→ Required task
Copy each line of the listing below exactly.

→ Material
________________________________________
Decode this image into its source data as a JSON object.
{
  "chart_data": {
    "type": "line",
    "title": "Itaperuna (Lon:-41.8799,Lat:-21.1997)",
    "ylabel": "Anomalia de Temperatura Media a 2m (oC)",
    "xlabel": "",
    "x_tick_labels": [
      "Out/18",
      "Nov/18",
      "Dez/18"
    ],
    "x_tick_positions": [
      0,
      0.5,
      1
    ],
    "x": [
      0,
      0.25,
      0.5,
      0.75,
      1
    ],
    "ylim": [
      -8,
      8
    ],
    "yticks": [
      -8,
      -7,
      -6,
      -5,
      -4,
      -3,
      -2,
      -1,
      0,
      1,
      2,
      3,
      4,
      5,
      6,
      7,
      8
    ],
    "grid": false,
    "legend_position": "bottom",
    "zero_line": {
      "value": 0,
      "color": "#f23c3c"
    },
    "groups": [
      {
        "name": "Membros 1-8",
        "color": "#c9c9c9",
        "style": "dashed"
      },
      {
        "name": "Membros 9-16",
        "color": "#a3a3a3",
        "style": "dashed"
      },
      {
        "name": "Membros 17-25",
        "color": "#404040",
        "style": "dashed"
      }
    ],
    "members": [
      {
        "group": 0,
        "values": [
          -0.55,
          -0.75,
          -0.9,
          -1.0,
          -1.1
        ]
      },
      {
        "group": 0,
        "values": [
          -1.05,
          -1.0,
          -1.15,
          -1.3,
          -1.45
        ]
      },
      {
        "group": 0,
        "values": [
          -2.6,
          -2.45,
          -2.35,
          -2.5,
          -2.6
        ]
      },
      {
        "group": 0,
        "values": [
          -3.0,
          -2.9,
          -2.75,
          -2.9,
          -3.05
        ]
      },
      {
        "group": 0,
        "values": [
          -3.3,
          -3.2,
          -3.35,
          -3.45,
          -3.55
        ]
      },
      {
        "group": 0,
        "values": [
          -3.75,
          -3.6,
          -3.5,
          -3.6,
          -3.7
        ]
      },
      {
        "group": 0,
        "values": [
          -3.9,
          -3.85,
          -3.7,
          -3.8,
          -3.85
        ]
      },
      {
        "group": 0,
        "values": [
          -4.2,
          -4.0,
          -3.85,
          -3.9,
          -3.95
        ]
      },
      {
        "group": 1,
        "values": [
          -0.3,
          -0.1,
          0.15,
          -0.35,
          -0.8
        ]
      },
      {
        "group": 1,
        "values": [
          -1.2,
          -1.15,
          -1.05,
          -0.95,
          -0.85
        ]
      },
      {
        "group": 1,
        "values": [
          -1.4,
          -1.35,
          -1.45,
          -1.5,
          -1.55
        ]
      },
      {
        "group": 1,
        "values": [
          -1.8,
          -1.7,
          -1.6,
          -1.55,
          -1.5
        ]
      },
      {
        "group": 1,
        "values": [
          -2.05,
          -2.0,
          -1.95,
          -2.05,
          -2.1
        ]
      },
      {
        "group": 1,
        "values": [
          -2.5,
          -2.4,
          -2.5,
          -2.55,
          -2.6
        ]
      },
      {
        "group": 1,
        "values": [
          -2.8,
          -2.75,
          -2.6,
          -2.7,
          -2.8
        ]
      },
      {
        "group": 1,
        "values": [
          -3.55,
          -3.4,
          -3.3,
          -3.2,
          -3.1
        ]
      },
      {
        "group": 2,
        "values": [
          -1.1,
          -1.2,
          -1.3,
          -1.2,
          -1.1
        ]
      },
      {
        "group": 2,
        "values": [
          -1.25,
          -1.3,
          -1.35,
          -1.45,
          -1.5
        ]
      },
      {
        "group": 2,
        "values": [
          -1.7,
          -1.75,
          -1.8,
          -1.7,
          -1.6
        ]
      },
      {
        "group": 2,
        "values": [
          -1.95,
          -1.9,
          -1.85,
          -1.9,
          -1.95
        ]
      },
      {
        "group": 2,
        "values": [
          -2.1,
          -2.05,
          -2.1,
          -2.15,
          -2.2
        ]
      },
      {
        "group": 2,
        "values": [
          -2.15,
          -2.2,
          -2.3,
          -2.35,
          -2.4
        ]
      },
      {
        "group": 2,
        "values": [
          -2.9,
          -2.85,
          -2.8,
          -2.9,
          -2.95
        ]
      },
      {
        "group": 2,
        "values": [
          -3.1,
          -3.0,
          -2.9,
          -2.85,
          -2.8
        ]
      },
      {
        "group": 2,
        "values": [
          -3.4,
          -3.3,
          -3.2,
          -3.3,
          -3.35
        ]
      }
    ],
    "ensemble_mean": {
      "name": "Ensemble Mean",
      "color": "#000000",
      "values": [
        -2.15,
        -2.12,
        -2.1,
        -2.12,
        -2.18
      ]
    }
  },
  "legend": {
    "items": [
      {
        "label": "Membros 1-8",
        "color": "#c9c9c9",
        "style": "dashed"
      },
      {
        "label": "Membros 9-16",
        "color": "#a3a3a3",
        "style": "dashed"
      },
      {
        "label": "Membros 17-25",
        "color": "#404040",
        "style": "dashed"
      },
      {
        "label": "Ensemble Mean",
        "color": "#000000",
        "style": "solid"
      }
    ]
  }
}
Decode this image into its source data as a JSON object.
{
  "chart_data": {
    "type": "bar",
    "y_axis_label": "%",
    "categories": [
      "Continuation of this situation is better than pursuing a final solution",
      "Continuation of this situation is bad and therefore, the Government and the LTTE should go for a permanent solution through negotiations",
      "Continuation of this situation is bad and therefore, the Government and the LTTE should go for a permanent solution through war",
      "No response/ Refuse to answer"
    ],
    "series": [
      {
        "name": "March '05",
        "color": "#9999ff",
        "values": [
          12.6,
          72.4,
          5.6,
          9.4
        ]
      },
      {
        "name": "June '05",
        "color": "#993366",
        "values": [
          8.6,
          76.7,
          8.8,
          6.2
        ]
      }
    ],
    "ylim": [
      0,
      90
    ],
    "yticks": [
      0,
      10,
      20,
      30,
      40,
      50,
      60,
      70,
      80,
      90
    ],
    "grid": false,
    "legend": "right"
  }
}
________________________________________
→ Response to the exercise
Decode this image into its source data as a JSON object.
{
  "chart_data": {
    "type": "line",
    "title": "Itaperuna (Lon:-41.8799,Lat:-21.1997)",
    "ylabel": "Anomalia de Temperatura Media a 2m (oC)",
    "xlabel": "",
    "x_tick_labels": [
      "Out/18",
      "Nov/18",
      "Dez/18"
    ],
    "x_tick_positions": [
      0,
      0.5,
      1
    ],
    "x": [
      0,
      0.25,
      0.5,
      0.75,
      1
    ],
    "ylim": [
      -8,
      8
    ],
    "yticks": [
      -8,
      -7,
      -6,
      -5,
      -4,
      -3,
      -2,
      -1,
      0,
      1,
      2,
      3,
      4,
      5,
      6,
      7,
      8
    ],
    "grid": false,
    "legend_position": "bottom",
    "zero_line": {
      "value": 0,
      "color": "#f23c3c"
    },
    "groups": [
      {
        "name": "Membros 1-8",
        "color": "#c9c9c9",
        "style": "dashed"
      },
      {
        "name": "Membros 9-16",
        "color": "#a3a3a3",
        "style": "dashed"
      },
      {
        "name": "Membros 17-25",
        "color": "#404040",
        "style": "dashed"
      }
    ],
    "members": [
      {
        "group": 0,
        "values": [
          -0.55,
          -0.75,
          -0.9,
          -1.0,
          -1.1
        ]
      },
      {
        "group": 0,
        "values": [
          -1.05,
          -1.0,
          -1.15,
          -1.3,
          -1.45
        ]
      },
      {
        "group": 0,
        "values": [
          -2.6,
          -2.45,
          -2.35,
          -2.5,
          -2.6
        ]
      },
      {
        "group": 0,
        "values": [
          -3.0,
          -2.9,
          -2.75,
          -2.9,
          -3.05
        ]
      },
      {
        "group": 0,
        "values": [
          -3.3,
          -3.2,
          -3.35,
          -3.45,
          -3.55
        ]
      },
      {
        "group": 0,
        "values": [
          -3.75,
          -3.6,
          -3.5,
          -3.6,
          -3.7
        ]
      },
      {
        "group": 0,
        "values": [
          -3.9,
          -3.85,
          -3.7,
          -3.8,
          -3.85
        ]
      },
      {
        "group": 0,
        "values": [
          -4.2,
          -4.0,
          -3.85,
          -3.9,
          -3.95
        ]
      },
      {
        "group": 1,
        "values": [
          -0.3,
          -0.1,
          0.15,
          -0.35,
          -0.8
        ]
      },
      {
        "group": 1,
        "values": [
          -1.2,
          -1.15,
          -1.05,
          -0.95,
          -0.85
        ]
      },
      {
        "group": 1,
        "values": [
          -1.4,
          -1.35,
          -1.45,
          -1.5,
          -1.55
        ]
      },
      {
        "group": 1,
        "values": [
          -1.8,
          -1.7,
          -1.6,
          -1.55,
          -1.5
        ]
      },
      {
        "group": 1,
        "values": [
          -2.05,
          -2.0,
          -1.95,
          -2.05,
          -2.1
        ]
      },
      {
        "group": 1,
        "values": [
          -2.5,
          -2.4,
          -2.5,
          -2.55,
          -2.6
        ]
      },
      {
        "group": 1,
        "values": [
          -2.8,
          -2.75,
          -2.6,
          -2.7,
          -2.8
        ]
      },
      {
        "group": 1,
        "values": [
          -3.55,
          -3.4,
          -3.3,
          -3.2,
          -3.1
        ]
      },
      {
        "group": 2,
        "values": [
          -1.1,
          -1.2,
          -1.3,
          -1.2,
          -1.1
        ]
      },
      {
        "group": 2,
        "values": [
          -1.25,
          -1.3,
          -1.35,
          -1.45,
          -1.5
        ]
      },
      {
        "group": 2,
        "values": [
          -1.7,
          -1.75,
          -1.8,
          -1.7,
          -1.6
        ]
      },
      {
        "group": 2,
        "values": [
          -1.95,
          -1.9,
          -1.85,
          -1.9,
          -1.95
        ]
      },
      {
        "group": 2,
        "values": [
          -2.1,
          -2.05,
          -2.1,
          -2.15,
          -2.2
        ]
      },
      {
        "group": 2,
        "values": [
          -2.15,
          -2.2,
          -2.3,
          -2.35,
          -2.4
        ]
      },
      {
        "group": 2,
        "values": [
          -2.9,
          -2.85,
          -2.8,
          -2.9,
          -2.95
        ]
      },
      {
        "group": 2,
        "values": [
          -3.1,
          -3.0,
          -2.9,
          -2.85,
          -2.8
        ]
      },
      {
        "group": 2,
        "values": [
          -3.4,
          -3.3,
          -3.2,
          -3.3,
          -3.35
        ]
      }
    ],
    "ensemble_mean": {
      "name": "Ensemble Mean",
      "color": "#000000",
      "values": [
        -2.15,
        -2.12,
        -2.1,
        -2.12,
        -2.18
      ]
    }
  },
  "legend": {
    "items": [
      {
        "label": "Membros 1-8",
        "color": "#c9c9c9",
        "style": "dashed"
      },
      {
        "label": "Membros 9-16",
        "color": "#a3a3a3",
        "style": "dashed"
      },
      {
        "label": "Membros 17-25",
        "color": "#404040",
        "style": "dashed"
      },
      {
        "label": "Ensemble Mean",
        "color": "#000000",
        "style": "solid"
      }
    ]
  }
}
Decode this image into its source data as a JSON object.
{
  "chart_data": {
    "type": "bar",
    "y_axis_label": "%",
    "categories": [
      "Continuation of this situation is better than pursuing a final solution",
      "Continuation of this situation is bad and therefore, the Government and the LTTE should go for a permanent solution through negotiations",
      "Continuation of this situation is bad and therefore, the Government and the LTTE should go for a permanent solution through war",
      "No response/ Refuse to answer"
    ],
    "series": [
      {
        "name": "March '05",
        "color": "#9999ff",
        "values": [
          12.6,
          72.4,
          5.6,
          9.4
        ]
      },
      {
        "name": "June '05",
        "color": "#993366",
        "values": [
          8.6,
          76.7,
          8.8,
          6.2
        ]
      }
    ],
    "ylim": [
      0,
      90
    ],
    "yticks": [
      0,
      10,
      20,
      30,
      40,
      50,
      60,
      70,
      80,
      90
    ],
    "grid": false,
    "legend": "right"
  }
}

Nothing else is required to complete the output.